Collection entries
____________________

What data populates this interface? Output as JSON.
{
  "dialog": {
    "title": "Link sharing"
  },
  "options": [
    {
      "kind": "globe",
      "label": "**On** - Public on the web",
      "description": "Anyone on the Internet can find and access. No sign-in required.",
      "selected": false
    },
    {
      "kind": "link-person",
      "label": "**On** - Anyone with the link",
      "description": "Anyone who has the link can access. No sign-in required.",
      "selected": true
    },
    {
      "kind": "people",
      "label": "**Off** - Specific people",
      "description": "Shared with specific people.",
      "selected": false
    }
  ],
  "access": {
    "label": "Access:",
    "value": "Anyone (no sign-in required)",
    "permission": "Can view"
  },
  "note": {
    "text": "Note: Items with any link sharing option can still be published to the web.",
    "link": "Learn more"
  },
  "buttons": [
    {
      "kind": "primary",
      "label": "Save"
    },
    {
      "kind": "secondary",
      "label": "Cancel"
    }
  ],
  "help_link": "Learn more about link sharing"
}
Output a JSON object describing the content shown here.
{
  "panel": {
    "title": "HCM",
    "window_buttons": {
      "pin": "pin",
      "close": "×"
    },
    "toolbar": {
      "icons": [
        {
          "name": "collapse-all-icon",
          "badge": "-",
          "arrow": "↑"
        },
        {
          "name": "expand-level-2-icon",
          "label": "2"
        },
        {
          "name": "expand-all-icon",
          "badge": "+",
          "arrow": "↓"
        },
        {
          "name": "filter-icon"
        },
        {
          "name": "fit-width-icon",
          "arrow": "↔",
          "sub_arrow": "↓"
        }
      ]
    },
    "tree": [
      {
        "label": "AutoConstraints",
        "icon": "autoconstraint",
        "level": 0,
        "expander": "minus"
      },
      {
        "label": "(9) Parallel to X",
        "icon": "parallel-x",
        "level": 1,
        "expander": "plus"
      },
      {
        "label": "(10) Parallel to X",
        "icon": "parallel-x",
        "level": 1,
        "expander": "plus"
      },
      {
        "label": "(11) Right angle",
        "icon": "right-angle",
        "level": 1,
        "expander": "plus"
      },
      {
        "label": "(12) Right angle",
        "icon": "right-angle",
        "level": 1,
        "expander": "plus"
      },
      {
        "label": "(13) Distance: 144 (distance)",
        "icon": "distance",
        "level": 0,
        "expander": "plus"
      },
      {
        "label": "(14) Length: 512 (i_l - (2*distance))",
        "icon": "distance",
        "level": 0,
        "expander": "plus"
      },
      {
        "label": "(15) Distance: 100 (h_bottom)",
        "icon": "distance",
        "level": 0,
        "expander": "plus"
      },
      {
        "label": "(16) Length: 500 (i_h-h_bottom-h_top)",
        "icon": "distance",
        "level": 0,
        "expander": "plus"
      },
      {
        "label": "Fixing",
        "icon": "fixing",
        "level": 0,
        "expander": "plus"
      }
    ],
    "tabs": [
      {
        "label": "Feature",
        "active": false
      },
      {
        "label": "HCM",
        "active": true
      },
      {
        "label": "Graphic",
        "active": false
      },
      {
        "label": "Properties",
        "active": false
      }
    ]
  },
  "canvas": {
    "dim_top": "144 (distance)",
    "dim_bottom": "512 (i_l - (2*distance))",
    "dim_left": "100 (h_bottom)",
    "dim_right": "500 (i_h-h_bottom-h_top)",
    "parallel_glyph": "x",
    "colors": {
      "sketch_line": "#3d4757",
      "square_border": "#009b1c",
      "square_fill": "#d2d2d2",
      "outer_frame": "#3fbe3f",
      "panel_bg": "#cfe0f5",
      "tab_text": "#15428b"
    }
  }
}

____________________

## What the task asks
Show each line in the entries that holds the string "kind".

## Exercise result
      "kind": "globe",
      "kind": "link-person",
      "kind": "people",
      "kind": "primary",
      "kind": "secondary",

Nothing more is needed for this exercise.